Dataset items
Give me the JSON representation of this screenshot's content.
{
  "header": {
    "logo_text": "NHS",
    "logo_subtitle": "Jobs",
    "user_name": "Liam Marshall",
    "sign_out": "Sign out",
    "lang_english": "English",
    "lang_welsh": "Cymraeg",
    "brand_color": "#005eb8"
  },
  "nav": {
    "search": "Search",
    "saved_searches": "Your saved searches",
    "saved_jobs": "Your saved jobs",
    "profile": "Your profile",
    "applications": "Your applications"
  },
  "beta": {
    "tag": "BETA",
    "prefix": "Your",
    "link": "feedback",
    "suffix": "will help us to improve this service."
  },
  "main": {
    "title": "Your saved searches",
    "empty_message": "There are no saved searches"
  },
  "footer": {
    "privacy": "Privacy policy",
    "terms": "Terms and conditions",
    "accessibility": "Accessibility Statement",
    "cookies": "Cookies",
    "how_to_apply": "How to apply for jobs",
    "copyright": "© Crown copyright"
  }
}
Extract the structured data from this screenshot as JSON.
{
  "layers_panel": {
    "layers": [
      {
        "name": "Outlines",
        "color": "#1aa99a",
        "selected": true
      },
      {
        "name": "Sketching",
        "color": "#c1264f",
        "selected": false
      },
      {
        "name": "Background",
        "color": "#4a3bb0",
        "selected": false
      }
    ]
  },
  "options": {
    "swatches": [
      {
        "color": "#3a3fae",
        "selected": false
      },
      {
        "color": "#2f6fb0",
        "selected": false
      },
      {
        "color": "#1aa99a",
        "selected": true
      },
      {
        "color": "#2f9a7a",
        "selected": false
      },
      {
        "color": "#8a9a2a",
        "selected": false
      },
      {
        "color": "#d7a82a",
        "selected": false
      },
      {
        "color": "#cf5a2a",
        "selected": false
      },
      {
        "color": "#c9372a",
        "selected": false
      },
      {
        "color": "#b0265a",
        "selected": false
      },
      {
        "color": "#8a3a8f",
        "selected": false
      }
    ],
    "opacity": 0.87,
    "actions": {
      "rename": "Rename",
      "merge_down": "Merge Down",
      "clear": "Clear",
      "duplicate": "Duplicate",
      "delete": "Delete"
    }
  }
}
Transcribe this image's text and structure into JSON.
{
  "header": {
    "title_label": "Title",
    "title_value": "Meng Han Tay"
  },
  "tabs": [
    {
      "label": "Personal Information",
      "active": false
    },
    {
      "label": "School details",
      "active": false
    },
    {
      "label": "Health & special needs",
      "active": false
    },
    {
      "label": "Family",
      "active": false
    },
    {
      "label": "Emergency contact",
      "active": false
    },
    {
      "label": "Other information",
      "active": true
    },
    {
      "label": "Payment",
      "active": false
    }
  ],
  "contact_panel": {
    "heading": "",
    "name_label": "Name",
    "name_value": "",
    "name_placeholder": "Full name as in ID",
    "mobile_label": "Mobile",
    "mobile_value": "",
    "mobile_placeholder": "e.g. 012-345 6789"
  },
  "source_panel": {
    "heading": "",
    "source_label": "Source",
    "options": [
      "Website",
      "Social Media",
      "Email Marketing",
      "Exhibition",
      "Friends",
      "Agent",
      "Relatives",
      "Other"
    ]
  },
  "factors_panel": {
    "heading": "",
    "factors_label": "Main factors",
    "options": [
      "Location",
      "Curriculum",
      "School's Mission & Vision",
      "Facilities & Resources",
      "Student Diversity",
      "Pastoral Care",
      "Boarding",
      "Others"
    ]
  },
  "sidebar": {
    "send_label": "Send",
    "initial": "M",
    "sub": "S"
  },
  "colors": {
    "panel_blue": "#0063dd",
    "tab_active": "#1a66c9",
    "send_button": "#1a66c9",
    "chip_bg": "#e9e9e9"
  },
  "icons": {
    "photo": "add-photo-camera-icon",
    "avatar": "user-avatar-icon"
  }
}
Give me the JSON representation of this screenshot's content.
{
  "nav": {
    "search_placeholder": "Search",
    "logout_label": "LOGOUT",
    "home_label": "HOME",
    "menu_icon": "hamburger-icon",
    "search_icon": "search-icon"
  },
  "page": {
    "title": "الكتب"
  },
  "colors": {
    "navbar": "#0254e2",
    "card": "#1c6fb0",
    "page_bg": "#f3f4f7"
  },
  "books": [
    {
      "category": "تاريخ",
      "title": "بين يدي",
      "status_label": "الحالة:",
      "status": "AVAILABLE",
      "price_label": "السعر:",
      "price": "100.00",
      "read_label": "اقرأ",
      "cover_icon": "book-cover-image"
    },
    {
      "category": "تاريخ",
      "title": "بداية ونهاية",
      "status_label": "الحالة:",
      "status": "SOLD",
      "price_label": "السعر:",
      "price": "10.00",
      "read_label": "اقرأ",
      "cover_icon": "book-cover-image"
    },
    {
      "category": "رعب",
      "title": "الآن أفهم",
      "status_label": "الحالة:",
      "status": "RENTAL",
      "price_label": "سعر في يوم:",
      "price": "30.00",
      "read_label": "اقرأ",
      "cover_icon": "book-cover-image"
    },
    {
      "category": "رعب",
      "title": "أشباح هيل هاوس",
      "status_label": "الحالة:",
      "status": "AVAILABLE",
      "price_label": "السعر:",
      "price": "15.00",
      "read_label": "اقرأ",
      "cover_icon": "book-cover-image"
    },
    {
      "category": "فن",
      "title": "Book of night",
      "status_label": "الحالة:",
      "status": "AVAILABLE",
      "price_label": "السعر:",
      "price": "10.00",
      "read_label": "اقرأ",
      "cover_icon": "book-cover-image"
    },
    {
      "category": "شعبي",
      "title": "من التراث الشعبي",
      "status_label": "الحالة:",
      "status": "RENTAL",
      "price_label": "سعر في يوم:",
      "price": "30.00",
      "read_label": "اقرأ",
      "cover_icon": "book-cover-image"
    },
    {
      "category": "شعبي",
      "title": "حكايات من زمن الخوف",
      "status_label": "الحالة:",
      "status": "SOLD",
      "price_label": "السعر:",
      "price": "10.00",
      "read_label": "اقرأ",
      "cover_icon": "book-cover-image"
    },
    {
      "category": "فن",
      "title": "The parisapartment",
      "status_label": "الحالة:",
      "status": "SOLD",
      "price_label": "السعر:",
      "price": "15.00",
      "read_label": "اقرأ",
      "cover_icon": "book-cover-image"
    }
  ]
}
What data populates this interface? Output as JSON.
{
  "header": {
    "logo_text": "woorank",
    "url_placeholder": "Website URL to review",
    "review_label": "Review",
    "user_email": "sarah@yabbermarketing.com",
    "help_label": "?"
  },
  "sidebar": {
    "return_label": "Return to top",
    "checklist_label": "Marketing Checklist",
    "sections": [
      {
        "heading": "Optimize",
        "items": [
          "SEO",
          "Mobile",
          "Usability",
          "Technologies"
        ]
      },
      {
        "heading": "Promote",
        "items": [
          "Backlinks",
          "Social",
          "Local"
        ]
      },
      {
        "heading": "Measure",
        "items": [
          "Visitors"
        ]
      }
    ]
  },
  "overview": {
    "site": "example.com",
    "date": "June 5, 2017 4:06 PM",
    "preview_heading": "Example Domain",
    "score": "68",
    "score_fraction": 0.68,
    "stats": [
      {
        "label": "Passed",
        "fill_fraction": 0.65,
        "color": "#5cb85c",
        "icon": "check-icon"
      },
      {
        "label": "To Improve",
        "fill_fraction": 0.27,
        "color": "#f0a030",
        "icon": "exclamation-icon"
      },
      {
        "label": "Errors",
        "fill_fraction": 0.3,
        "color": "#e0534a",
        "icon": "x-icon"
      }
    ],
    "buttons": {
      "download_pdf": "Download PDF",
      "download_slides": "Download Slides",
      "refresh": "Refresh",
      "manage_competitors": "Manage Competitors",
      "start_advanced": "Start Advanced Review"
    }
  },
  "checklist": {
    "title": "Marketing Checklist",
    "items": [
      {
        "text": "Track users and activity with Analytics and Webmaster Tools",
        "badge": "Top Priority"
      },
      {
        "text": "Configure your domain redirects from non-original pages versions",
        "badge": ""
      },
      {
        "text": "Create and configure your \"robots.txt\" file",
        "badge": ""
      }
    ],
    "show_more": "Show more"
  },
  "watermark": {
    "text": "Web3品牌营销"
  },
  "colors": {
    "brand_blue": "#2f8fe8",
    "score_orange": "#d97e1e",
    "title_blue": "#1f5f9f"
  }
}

* REQUIRED WORK
Look through the entries above; copy every line holding the string "from".

* ANSWER FOR THE TASK
Extract the structured data from this screenshot as JSON.
        "text": "Configure your domain redirects from non-original pages versions",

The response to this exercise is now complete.